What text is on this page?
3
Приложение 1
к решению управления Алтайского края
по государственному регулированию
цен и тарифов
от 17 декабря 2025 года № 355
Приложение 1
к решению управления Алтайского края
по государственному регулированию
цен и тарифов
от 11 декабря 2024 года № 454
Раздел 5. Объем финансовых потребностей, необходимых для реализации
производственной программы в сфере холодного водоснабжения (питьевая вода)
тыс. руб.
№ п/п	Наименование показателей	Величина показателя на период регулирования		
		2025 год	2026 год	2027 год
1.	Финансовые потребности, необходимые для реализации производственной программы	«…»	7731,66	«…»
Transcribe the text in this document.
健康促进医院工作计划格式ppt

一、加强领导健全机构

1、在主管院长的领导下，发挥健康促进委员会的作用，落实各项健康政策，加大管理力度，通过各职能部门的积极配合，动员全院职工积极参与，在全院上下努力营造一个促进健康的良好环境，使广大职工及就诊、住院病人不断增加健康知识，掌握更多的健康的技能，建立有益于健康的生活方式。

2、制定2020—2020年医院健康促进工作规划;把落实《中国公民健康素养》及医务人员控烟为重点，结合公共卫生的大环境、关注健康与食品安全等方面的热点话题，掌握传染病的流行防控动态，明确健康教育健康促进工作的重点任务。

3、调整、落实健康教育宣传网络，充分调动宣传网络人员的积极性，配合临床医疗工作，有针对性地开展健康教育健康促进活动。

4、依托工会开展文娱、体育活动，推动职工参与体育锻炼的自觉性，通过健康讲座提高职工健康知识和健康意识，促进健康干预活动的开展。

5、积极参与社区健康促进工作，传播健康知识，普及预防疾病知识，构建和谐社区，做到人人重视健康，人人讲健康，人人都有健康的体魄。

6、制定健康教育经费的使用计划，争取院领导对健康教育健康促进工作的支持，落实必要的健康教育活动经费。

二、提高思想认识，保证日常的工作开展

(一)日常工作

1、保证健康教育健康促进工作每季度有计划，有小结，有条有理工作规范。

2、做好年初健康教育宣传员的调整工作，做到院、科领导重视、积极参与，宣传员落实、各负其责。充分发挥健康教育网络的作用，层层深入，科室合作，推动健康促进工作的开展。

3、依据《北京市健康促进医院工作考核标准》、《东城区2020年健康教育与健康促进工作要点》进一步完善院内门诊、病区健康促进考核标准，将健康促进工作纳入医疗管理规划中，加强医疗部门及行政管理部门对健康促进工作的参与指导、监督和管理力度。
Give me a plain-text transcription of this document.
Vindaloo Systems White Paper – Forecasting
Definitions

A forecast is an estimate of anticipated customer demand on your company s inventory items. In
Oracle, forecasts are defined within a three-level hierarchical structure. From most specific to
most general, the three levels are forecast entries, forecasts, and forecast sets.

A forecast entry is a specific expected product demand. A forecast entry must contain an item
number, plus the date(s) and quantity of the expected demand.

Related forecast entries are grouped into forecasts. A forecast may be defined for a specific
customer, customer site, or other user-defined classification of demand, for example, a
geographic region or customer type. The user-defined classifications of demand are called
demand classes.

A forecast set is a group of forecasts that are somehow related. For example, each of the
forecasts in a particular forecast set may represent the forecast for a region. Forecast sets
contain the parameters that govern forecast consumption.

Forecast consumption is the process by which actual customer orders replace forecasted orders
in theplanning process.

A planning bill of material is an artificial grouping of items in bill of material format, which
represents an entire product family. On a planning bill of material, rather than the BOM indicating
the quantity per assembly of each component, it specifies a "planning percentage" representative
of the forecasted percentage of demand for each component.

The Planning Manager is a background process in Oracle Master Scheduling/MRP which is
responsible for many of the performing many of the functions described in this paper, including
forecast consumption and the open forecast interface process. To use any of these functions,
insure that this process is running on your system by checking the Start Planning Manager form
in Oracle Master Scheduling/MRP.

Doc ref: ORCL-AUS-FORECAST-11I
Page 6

※ ※ ※

Word for word, write out the data.

What text is on this page?
3
Приложение 1
к решению управления Алтайского края
по государственному регулированию
цен и тарифов
от 17 декабря 2025 года № 355
Приложение 1
к решению управления Алтайского края
по государственному регулированию
цен и тарифов
от 11 декабря 2024 года № 454
Раздел 5. Объем финансовых потребностей, необходимых для реализации
производственной программы в сфере холодного водоснабжения (питьевая вода)
тыс. руб.
№ п/п	Наименование показателей	Величина показателя на период регулирования		
		2025 год	2026 год	2027 год
1.	Финансовые потребности, необходимые для реализации производственной программы	«…»	7731,66	«…»
Transcribe the text in this document.
健康促进医院工作计划格式ppt

一、加强领导健全机构

1、在主管院长的领导下，发挥健康促进委员会的作用，落实各项健康政策，加大管理力度，通过各职能部门的积极配合，动员全院职工积极参与，在全院上下努力营造一个促进健康的良好环境，使广大职工及就诊、住院病人不断增加健康知识，掌握更多的健康的技能，建立有益于健康的生活方式。

2、制定2020—2020年医院健康促进工作规划;把落实《中国公民健康素养》及医务人员控烟为重点，结合公共卫生的大环境、关注健康与食品安全等方面的热点话题，掌握传染病的流行防控动态，明确健康教育健康促进工作的重点任务。

3、调整、落实健康教育宣传网络，充分调动宣传网络人员的积极性，配合临床医疗工作，有针对性地开展健康教育健康促进活动。

4、依托工会开展文娱、体育活动，推动职工参与体育锻炼的自觉性，通过健康讲座提高职工健康知识和健康意识，促进健康干预活动的开展。

5、积极参与社区健康促进工作，传播健康知识，普及预防疾病知识，构建和谐社区，做到人人重视健康，人人讲健康，人人都有健康的体魄。

6、制定健康教育经费的使用计划，争取院领导对健康教育健康促进工作的支持，落实必要的健康教育活动经费。

二、提高思想认识，保证日常的工作开展

(一)日常工作

1、保证健康教育健康促进工作每季度有计划，有小结，有条有理工作规范。

2、做好年初健康教育宣传员的调整工作，做到院、科领导重视、积极参与，宣传员落实、各负其责。充分发挥健康教育网络的作用，层层深入，科室合作，推动健康促进工作的开展。

3、依据《北京市健康促进医院工作考核标准》、《东城区2020年健康教育与健康促进工作要点》进一步完善院内门诊、病区健康促进考核标准，将健康促进工作纳入医疗管理规划中，加强医疗部门及行政管理部门对健康促进工作的参与指导、监督和管理力度。
Give me a plain-text transcription of this document.
Vindaloo Systems White Paper – Forecasting
Definitions

A forecast is an estimate of anticipated customer demand on your company s inventory items. In
Oracle, forecasts are defined within a three-level hierarchical structure. From most specific to
most general, the three levels are forecast entries, forecasts, and forecast sets.

A forecast entry is a specific expected product demand. A forecast entry must contain an item
number, plus the date(s) and quantity of the expected demand.

Related forecast entries are grouped into forecasts. A forecast may be defined for a specific
customer, customer site, or other user-defined classification of demand, for example, a
geographic region or customer type. The user-defined classifications of demand are called
demand classes.

A forecast set is a group of forecasts that are somehow related. For example, each of the
forecasts in a particular forecast set may represent the forecast for a region. Forecast sets
contain the parameters that govern forecast consumption.

Forecast consumption is the process by which actual customer orders replace forecasted orders
in theplanning process.

A planning bill of material is an artificial grouping of items in bill of material format, which
represents an entire product family. On a planning bill of material, rather than the BOM indicating
the quantity per assembly of each component, it specifies a "planning percentage" representative
of the forecasted percentage of demand for each component.

The Planning Manager is a background process in Oracle Master Scheduling/MRP which is
responsible for many of the performing many of the functions described in this paper, including
forecast consumption and the open forecast interface process. To use any of these functions,
insure that this process is running on your system by checking the Start Planning Manager form
in Oracle Master Scheduling/MRP.

Doc ref: ORCL-AUS-FORECAST-11I
Page 6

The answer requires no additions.